* PROBLEM STATEMENT *
Print out the entries below with no edits.

┌────────

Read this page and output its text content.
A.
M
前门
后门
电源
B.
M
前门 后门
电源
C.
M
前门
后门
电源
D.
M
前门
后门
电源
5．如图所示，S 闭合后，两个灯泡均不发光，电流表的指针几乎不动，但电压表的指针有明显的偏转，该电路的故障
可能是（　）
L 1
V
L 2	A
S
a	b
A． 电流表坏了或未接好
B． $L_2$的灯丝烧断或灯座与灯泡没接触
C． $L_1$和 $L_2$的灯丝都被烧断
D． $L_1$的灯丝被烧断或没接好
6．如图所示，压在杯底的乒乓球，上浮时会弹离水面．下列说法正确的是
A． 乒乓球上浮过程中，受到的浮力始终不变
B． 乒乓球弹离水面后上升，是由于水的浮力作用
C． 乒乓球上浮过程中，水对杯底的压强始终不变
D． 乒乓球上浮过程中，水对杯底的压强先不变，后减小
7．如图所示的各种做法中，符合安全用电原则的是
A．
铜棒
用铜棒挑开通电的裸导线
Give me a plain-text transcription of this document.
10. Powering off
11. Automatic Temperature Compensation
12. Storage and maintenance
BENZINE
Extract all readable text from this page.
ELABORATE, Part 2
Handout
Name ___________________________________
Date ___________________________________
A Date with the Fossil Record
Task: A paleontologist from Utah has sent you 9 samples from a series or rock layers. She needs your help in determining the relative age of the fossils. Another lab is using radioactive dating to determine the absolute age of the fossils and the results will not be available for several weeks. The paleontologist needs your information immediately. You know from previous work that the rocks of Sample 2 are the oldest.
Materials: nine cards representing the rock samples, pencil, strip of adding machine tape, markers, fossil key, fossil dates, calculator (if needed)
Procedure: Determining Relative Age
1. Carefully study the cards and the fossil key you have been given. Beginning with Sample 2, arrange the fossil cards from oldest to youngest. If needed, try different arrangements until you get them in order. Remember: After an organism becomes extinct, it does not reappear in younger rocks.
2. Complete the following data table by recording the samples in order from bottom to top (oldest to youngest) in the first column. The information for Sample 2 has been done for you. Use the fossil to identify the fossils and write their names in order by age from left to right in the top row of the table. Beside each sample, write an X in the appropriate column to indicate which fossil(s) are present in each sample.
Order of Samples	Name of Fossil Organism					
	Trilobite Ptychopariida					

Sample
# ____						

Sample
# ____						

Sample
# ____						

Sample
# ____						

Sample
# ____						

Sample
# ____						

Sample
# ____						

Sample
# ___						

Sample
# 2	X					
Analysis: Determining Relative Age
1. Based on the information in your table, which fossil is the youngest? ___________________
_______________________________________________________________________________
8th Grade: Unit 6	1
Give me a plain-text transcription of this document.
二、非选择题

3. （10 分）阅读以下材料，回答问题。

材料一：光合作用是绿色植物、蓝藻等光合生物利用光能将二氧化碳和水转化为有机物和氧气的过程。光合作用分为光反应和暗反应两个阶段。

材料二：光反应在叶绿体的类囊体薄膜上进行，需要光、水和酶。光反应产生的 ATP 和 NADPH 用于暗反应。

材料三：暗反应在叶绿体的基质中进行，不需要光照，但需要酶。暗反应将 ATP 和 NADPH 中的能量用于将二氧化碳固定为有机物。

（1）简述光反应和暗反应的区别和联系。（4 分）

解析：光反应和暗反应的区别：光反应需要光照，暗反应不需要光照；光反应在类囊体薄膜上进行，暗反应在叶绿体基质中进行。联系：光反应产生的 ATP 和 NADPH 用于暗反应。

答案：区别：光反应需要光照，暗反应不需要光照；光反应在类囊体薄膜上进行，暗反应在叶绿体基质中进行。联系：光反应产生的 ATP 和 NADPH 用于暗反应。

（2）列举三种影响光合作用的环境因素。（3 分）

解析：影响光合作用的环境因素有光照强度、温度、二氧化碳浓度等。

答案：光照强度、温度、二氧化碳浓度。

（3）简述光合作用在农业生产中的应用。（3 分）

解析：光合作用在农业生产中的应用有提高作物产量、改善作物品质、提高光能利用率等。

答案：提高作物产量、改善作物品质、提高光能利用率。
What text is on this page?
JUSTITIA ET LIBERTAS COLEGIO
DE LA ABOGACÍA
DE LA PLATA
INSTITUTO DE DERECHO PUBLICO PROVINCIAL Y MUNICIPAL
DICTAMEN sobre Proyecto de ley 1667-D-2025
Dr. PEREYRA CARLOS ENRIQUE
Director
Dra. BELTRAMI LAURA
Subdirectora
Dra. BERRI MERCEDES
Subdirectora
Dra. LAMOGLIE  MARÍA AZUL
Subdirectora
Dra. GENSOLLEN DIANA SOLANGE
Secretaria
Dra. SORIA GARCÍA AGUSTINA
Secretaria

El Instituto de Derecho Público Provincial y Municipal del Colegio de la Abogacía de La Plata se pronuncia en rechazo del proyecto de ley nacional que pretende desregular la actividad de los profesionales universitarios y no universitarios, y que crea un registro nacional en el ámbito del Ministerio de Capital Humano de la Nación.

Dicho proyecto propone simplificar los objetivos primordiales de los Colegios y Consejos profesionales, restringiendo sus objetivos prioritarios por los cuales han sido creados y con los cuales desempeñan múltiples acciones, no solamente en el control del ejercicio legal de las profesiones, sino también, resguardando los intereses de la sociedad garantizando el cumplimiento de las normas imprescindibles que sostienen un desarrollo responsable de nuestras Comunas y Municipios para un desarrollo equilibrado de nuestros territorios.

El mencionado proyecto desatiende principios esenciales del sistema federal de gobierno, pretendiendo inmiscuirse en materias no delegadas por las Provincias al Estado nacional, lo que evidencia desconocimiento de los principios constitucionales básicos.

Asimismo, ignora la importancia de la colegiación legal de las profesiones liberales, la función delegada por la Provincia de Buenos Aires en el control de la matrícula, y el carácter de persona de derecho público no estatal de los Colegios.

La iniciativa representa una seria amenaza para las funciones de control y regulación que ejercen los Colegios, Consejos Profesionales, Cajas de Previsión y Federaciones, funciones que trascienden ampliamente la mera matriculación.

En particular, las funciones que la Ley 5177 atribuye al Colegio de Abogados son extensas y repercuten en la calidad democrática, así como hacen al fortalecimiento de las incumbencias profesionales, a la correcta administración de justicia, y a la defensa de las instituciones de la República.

└────────

* RESULT OF THIS TASK *
Read this page and output its text content.
A.
M
前门
后门
电源
B.
M
前门 后门
电源
C.
M
前门
后门
电源
D.
M
前门
后门
电源
5．如图所示，S 闭合后，两个灯泡均不发光，电流表的指针几乎不动，但电压表的指针有明显的偏转，该电路的故障
可能是（　）
L 1
V
L 2	A
S
a	b
A． 电流表坏了或未接好
B． $L_2$的灯丝烧断或灯座与灯泡没接触
C． $L_1$和 $L_2$的灯丝都被烧断
D． $L_1$的灯丝被烧断或没接好
6．如图所示，压在杯底的乒乓球，上浮时会弹离水面．下列说法正确的是
A． 乒乓球上浮过程中，受到的浮力始终不变
B． 乒乓球弹离水面后上升，是由于水的浮力作用
C． 乒乓球上浮过程中，水对杯底的压强始终不变
D． 乒乓球上浮过程中，水对杯底的压强先不变，后减小
7．如图所示的各种做法中，符合安全用电原则的是
A．
铜棒
用铜棒挑开通电的裸导线
Give me a plain-text transcription of this document.
10. Powering off
11. Automatic Temperature Compensation
12. Storage and maintenance
BENZINE
Extract all readable text from this page.
ELABORATE, Part 2
Handout
Name ___________________________________
Date ___________________________________
A Date with the Fossil Record
Task: A paleontologist from Utah has sent you 9 samples from a series or rock layers. She needs your help in determining the relative age of the fossils. Another lab is using radioactive dating to determine the absolute age of the fossils and the results will not be available for several weeks. The paleontologist needs your information immediately. You know from previous work that the rocks of Sample 2 are the oldest.
Materials: nine cards representing the rock samples, pencil, strip of adding machine tape, markers, fossil key, fossil dates, calculator (if needed)
Procedure: Determining Relative Age
1. Carefully study the cards and the fossil key you have been given. Beginning with Sample 2, arrange the fossil cards from oldest to youngest. If needed, try different arrangements until you get them in order. Remember: After an organism becomes extinct, it does not reappear in younger rocks.
2. Complete the following data table by recording the samples in order from bottom to top (oldest to youngest) in the first column. The information for Sample 2 has been done for you. Use the fossil to identify the fossils and write their names in order by age from left to right in the top row of the table. Beside each sample, write an X in the appropriate column to indicate which fossil(s) are present in each sample.
Order of Samples	Name of Fossil Organism					
	Trilobite Ptychopariida					

Sample
# ____						

Sample
# ____						

Sample
# ____						

Sample
# ____						

Sample
# ____						

Sample
# ____						

Sample
# ____						

Sample
# ___						

Sample
# 2	X					
Analysis: Determining Relative Age
1. Based on the information in your table, which fossil is the youngest? ___________________
_______________________________________________________________________________
8th Grade: Unit 6	1
Give me a plain-text transcription of this document.
二、非选择题

3. （10 分）阅读以下材料，回答问题。

材料一：光合作用是绿色植物、蓝藻等光合生物利用光能将二氧化碳和水转化为有机物和氧气的过程。光合作用分为光反应和暗反应两个阶段。

材料二：光反应在叶绿体的类囊体薄膜上进行，需要光、水和酶。光反应产生的 ATP 和 NADPH 用于暗反应。

材料三：暗反应在叶绿体的基质中进行，不需要光照，但需要酶。暗反应将 ATP 和 NADPH 中的能量用于将二氧化碳固定为有机物。

（1）简述光反应和暗反应的区别和联系。（4 分）

解析：光反应和暗反应的区别：光反应需要光照，暗反应不需要光照；光反应在类囊体薄膜上进行，暗反应在叶绿体基质中进行。联系：光反应产生的 ATP 和 NADPH 用于暗反应。

答案：区别：光反应需要光照，暗反应不需要光照；光反应在类囊体薄膜上进行，暗反应在叶绿体基质中进行。联系：光反应产生的 ATP 和 NADPH 用于暗反应。

（2）列举三种影响光合作用的环境因素。（3 分）

解析：影响光合作用的环境因素有光照强度、温度、二氧化碳浓度等。

答案：光照强度、温度、二氧化碳浓度。

（3）简述光合作用在农业生产中的应用。（3 分）

解析：光合作用在农业生产中的应用有提高作物产量、改善作物品质、提高光能利用率等。

答案：提高作物产量、改善作物品质、提高光能利用率。
What text is on this page?
JUSTITIA ET LIBERTAS COLEGIO
DE LA ABOGACÍA
DE LA PLATA
INSTITUTO DE DERECHO PUBLICO PROVINCIAL Y MUNICIPAL
DICTAMEN sobre Proyecto de ley 1667-D-2025
Dr. PEREYRA CARLOS ENRIQUE
Director
Dra. BELTRAMI LAURA
Subdirectora
Dra. BERRI MERCEDES
Subdirectora
Dra. LAMOGLIE  MARÍA AZUL
Subdirectora
Dra. GENSOLLEN DIANA SOLANGE
Secretaria
Dra. SORIA GARCÍA AGUSTINA
Secretaria

El Instituto de Derecho Público Provincial y Municipal del Colegio de la Abogacía de La Plata se pronuncia en rechazo del proyecto de ley nacional que pretende desregular la actividad de los profesionales universitarios y no universitarios, y que crea un registro nacional en el ámbito del Ministerio de Capital Humano de la Nación.

Dicho proyecto propone simplificar los objetivos primordiales de los Colegios y Consejos profesionales, restringiendo sus objetivos prioritarios por los cuales han sido creados y con los cuales desempeñan múltiples acciones, no solamente en el control del ejercicio legal de las profesiones, sino también, resguardando los intereses de la sociedad garantizando el cumplimiento de las normas imprescindibles que sostienen un desarrollo responsable de nuestras Comunas y Municipios para un desarrollo equilibrado de nuestros territorios.

El mencionado proyecto desatiende principios esenciales del sistema federal de gobierno, pretendiendo inmiscuirse en materias no delegadas por las Provincias al Estado nacional, lo que evidencia desconocimiento de los principios constitucionales básicos.

Asimismo, ignora la importancia de la colegiación legal de las profesiones liberales, la función delegada por la Provincia de Buenos Aires en el control de la matrícula, y el carácter de persona de derecho público no estatal de los Colegios.

La iniciativa representa una seria amenaza para las funciones de control y regulación que ejercen los Colegios, Consejos Profesionales, Cajas de Previsión y Federaciones, funciones que trascienden ampliamente la mera matriculación.

En particular, las funciones que la Ley 5177 atribuye al Colegio de Abogados son extensas y repercuten en la calidad democrática, así como hacen al fortalecimiento de las incumbencias profesionales, a la correcta administración de justicia, y a la defensa de las instituciones de la República.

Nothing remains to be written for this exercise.